- Task requirements -
Show all lines from the listing below that contain "spectrum".

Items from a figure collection
------------------------------------------------
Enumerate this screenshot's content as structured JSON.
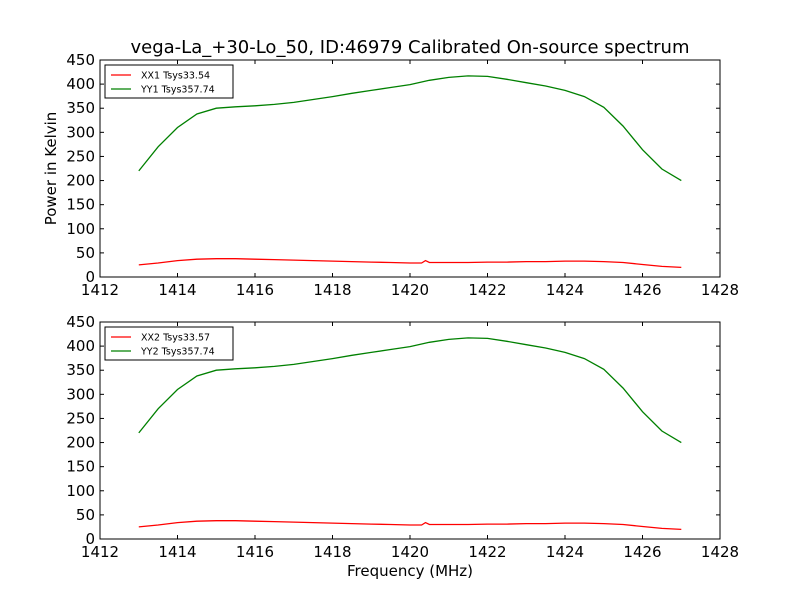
{
  "title": "vega-La_+30-Lo_50, ID:46979 Calibrated On-source spectrum",
  "chart_data": [
    {
      "type": "line",
      "title": "vega-La_+30-Lo_50, ID:46979 Calibrated On-source spectrum",
      "xlabel": "",
      "ylabel": "Power in Kelvin",
      "xlim": [
        1412,
        1428
      ],
      "ylim": [
        0,
        450
      ],
      "xticks": [
        1412,
        1414,
        1416,
        1418,
        1420,
        1422,
        1424,
        1426,
        1428
      ],
      "yticks": [
        0,
        50,
        100,
        150,
        200,
        250,
        300,
        350,
        400,
        450
      ],
      "grid": false,
      "legend_position": "top-left",
      "series": [
        {
          "name": "XX1 Tsys33.54",
          "color": "#ff0000",
          "x": [
            1413.0,
            1413.5,
            1414.0,
            1414.5,
            1415.0,
            1415.5,
            1416.0,
            1416.5,
            1417.0,
            1417.5,
            1418.0,
            1418.5,
            1419.0,
            1419.5,
            1420.0,
            1420.3,
            1420.4,
            1420.5,
            1421.0,
            1421.5,
            1422.0,
            1422.5,
            1423.0,
            1423.5,
            1424.0,
            1424.5,
            1425.0,
            1425.5,
            1426.0,
            1426.5,
            1427.0
          ],
          "y": [
            25,
            29,
            34,
            37,
            38,
            38,
            37,
            36,
            35,
            34,
            33,
            32,
            31,
            30,
            29,
            29,
            34,
            30,
            30,
            30,
            31,
            31,
            32,
            32,
            33,
            33,
            32,
            30,
            26,
            22,
            20
          ]
        },
        {
          "name": "YY1 Tsys357.74",
          "color": "#008000",
          "x": [
            1413.0,
            1413.5,
            1414.0,
            1414.5,
            1415.0,
            1415.5,
            1416.0,
            1416.5,
            1417.0,
            1417.5,
            1418.0,
            1418.5,
            1419.0,
            1419.5,
            1420.0,
            1420.5,
            1421.0,
            1421.5,
            1422.0,
            1422.5,
            1423.0,
            1423.5,
            1424.0,
            1424.5,
            1425.0,
            1425.5,
            1426.0,
            1426.5,
            1427.0
          ],
          "y": [
            220,
            270,
            310,
            338,
            350,
            353,
            355,
            358,
            362,
            368,
            374,
            381,
            387,
            393,
            399,
            408,
            414,
            417,
            416,
            410,
            403,
            396,
            387,
            374,
            352,
            313,
            264,
            224,
            200
          ]
        }
      ]
    },
    {
      "type": "line",
      "title": "",
      "xlabel": "Frequency (MHz)",
      "ylabel": "",
      "xlim": [
        1412,
        1428
      ],
      "ylim": [
        0,
        450
      ],
      "xticks": [
        1412,
        1414,
        1416,
        1418,
        1420,
        1422,
        1424,
        1426,
        1428
      ],
      "yticks": [
        0,
        50,
        100,
        150,
        200,
        250,
        300,
        350,
        400,
        450
      ],
      "grid": false,
      "legend_position": "top-left",
      "series": [
        {
          "name": "XX2 Tsys33.57",
          "color": "#ff0000",
          "x": [
            1413.0,
            1413.5,
            1414.0,
            1414.5,
            1415.0,
            1415.5,
            1416.0,
            1416.5,
            1417.0,
            1417.5,
            1418.0,
            1418.5,
            1419.0,
            1419.5,
            1420.0,
            1420.3,
            1420.4,
            1420.5,
            1421.0,
            1421.5,
            1422.0,
            1422.5,
            1423.0,
            1423.5,
            1424.0,
            1424.5,
            1425.0,
            1425.5,
            1426.0,
            1426.5,
            1427.0
          ],
          "y": [
            25,
            29,
            34,
            37,
            38,
            38,
            37,
            36,
            35,
            34,
            33,
            32,
            31,
            30,
            29,
            29,
            34,
            30,
            30,
            30,
            31,
            31,
            32,
            32,
            33,
            33,
            32,
            30,
            26,
            22,
            20
          ]
        },
        {
          "name": "YY2 Tsys357.74",
          "color": "#008000",
          "x": [
            1413.0,
            1413.5,
            1414.0,
            1414.5,
            1415.0,
            1415.5,
            1416.0,
            1416.5,
            1417.0,
            1417.5,
            1418.0,
            1418.5,
            1419.0,
            1419.5,
            1420.0,
            1420.5,
            1421.0,
            1421.5,
            1422.0,
            1422.5,
            1423.0,
            1423.5,
            1424.0,
            1424.5,
            1425.0,
            1425.5,
            1426.0,
            1426.5,
            1427.0
          ],
          "y": [
            220,
            270,
            310,
            338,
            350,
            353,
            355,
            358,
            362,
            368,
            374,
            381,
            387,
            393,
            399,
            408,
            414,
            417,
            416,
            410,
            403,
            396,
            387,
            374,
            352,
            313,
            264,
            224,
            200
          ]
        }
      ]
    }
  ]
}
------------------------------------------------
- Task solution -
  "title": "vega-La_+30-Lo_50, ID:46979 Calibrated On-source spectrum",
      "title": "vega-La_+30-Lo_50, ID:46979 Calibrated On-source spectrum",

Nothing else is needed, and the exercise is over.